* START *

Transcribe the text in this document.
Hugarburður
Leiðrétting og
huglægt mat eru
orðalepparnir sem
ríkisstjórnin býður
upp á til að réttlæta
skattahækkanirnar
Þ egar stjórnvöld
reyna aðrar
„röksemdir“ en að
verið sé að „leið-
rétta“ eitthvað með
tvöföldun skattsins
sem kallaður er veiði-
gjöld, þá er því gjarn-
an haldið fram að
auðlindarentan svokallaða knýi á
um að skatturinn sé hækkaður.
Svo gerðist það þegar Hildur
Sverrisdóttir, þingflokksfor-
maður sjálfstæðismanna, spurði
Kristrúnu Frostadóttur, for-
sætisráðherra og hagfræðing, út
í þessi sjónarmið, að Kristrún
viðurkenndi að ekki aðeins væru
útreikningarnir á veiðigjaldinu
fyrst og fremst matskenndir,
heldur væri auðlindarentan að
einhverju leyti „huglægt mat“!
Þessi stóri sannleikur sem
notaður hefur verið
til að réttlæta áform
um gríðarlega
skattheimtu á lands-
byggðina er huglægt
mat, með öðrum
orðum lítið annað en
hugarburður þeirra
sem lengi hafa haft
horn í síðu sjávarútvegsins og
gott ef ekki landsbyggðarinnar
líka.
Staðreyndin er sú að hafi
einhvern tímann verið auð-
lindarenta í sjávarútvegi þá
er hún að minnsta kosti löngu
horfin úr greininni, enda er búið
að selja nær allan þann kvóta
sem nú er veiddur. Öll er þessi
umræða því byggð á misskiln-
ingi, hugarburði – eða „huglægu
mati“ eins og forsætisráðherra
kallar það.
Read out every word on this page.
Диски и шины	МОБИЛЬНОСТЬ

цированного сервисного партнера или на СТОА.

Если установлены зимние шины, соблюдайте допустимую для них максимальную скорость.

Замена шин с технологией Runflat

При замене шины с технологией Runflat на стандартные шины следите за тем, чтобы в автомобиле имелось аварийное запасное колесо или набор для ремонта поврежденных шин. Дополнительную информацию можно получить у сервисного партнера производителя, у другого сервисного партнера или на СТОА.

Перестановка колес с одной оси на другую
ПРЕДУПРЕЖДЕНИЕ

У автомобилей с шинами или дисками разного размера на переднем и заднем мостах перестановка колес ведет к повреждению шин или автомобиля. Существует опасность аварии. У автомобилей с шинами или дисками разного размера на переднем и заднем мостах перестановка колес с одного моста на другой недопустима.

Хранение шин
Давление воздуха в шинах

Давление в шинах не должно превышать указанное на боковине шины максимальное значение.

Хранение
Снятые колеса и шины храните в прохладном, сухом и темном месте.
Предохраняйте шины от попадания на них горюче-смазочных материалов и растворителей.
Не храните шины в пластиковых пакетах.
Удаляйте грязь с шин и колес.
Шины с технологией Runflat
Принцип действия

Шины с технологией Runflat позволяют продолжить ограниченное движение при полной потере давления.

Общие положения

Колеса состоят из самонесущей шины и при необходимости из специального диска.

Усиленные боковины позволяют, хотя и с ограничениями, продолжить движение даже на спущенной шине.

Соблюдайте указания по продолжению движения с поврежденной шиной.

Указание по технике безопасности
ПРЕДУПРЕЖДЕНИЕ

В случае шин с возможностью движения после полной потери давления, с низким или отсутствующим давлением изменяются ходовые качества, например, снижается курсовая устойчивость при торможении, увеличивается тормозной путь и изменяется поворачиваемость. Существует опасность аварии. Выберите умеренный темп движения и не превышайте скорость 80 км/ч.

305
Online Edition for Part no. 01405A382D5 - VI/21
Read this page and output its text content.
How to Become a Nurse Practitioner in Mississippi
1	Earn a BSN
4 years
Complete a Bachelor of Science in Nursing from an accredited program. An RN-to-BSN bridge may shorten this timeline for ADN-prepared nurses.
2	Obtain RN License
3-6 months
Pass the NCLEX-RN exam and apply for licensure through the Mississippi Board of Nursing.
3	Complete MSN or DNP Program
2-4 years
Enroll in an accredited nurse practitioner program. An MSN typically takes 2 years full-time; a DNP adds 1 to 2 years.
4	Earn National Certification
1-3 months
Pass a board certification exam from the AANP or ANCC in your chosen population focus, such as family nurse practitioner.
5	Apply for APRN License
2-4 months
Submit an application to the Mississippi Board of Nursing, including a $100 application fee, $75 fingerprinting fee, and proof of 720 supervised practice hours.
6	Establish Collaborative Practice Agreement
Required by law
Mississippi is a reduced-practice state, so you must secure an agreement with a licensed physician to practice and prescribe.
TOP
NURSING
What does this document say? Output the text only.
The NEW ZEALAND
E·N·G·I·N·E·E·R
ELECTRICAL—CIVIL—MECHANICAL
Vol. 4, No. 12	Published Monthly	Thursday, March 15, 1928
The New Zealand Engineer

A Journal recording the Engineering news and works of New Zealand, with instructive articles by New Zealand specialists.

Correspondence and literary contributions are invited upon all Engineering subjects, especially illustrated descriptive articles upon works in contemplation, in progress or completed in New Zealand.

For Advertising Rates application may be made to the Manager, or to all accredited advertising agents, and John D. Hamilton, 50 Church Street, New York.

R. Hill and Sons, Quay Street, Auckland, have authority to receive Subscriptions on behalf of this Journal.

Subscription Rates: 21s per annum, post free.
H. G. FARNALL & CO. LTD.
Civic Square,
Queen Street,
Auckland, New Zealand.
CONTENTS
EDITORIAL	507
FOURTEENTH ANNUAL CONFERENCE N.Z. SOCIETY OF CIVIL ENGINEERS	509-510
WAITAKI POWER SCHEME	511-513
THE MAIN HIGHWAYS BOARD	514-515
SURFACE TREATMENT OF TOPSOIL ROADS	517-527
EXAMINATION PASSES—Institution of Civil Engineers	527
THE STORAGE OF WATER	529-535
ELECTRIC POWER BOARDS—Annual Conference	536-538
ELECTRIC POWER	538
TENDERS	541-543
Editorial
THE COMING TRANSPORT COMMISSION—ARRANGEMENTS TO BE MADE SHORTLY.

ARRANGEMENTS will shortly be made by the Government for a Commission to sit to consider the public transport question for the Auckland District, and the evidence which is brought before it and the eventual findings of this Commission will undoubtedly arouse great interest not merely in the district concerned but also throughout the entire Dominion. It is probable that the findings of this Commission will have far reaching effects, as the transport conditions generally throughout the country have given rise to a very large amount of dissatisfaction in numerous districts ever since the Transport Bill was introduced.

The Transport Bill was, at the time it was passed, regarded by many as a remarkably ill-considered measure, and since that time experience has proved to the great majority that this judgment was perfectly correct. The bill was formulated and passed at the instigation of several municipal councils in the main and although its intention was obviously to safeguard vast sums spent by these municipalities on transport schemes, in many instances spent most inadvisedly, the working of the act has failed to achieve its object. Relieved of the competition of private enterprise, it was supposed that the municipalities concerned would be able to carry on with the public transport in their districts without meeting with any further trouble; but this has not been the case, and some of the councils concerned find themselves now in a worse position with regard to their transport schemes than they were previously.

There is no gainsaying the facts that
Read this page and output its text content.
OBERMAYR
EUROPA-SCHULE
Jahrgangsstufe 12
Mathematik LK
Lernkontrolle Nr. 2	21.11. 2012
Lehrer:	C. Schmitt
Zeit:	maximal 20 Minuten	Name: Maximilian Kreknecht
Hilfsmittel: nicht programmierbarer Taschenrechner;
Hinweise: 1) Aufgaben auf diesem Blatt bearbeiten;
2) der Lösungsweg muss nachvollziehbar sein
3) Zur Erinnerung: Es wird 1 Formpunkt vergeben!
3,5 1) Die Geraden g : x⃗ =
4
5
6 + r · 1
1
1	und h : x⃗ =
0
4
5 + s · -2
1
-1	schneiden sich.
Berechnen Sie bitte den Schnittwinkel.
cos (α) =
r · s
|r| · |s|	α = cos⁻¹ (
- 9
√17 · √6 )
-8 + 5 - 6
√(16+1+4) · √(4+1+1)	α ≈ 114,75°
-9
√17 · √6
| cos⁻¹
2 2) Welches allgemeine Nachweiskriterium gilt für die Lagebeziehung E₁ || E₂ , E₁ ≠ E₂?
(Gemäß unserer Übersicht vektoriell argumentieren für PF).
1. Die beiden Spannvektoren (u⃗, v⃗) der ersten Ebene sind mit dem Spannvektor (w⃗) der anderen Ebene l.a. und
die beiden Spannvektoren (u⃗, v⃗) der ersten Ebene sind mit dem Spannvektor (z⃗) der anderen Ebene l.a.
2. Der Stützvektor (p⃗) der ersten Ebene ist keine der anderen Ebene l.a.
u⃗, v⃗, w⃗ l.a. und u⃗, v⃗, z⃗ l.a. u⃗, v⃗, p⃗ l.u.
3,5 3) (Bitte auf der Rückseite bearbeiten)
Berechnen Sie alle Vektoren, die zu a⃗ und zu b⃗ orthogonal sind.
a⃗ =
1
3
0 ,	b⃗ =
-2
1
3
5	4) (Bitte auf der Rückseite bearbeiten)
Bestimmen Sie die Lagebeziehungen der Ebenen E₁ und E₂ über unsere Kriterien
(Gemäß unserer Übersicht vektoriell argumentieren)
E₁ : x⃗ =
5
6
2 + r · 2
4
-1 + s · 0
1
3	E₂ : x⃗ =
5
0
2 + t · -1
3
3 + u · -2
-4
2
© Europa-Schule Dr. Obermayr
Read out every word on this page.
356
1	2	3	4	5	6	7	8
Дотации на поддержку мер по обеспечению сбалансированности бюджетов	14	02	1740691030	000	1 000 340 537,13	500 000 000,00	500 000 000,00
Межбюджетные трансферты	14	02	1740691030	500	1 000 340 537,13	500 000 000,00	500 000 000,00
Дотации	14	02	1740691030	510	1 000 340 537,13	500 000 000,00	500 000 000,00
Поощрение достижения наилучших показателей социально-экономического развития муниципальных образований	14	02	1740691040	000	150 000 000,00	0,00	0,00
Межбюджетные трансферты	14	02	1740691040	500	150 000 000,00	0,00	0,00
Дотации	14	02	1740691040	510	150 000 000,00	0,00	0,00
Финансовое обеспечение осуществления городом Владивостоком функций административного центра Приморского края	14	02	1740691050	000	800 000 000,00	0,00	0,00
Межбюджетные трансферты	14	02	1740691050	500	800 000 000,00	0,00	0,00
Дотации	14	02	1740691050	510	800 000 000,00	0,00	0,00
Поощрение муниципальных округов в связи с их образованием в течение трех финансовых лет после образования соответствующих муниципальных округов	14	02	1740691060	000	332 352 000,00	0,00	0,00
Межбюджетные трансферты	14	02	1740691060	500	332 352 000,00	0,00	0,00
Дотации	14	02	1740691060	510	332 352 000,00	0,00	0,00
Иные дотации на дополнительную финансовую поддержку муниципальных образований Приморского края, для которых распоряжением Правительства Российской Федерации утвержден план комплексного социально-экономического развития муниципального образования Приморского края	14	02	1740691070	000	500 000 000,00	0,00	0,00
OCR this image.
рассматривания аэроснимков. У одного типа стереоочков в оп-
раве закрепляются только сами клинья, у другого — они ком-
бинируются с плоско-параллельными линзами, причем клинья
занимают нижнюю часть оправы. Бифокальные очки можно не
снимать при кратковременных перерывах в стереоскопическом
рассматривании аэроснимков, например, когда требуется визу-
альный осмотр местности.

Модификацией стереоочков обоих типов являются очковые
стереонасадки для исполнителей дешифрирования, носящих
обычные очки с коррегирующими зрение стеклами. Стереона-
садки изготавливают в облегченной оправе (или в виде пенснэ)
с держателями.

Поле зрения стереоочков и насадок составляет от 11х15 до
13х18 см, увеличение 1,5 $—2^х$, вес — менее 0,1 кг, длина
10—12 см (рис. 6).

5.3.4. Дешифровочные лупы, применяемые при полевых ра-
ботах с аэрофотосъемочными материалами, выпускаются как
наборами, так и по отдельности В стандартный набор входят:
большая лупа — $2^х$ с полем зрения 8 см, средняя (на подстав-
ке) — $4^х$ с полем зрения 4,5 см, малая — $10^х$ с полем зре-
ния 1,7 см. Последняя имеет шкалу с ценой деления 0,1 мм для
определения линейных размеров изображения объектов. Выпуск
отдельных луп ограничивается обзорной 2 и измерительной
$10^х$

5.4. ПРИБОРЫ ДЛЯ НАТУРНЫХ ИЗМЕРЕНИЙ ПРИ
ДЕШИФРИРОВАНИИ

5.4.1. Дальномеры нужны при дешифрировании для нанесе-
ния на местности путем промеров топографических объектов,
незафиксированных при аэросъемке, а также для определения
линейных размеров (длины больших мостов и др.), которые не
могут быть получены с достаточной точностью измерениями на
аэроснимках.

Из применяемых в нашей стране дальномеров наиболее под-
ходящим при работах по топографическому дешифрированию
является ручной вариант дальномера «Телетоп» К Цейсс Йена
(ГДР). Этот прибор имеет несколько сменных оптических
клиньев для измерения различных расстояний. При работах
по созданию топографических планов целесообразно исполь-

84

* END *

**STATED EXERCISE**
Find how many lines of the material carry the string "стереоочков". Only the number should be in the answer.

**WRITTEN REPLY**
3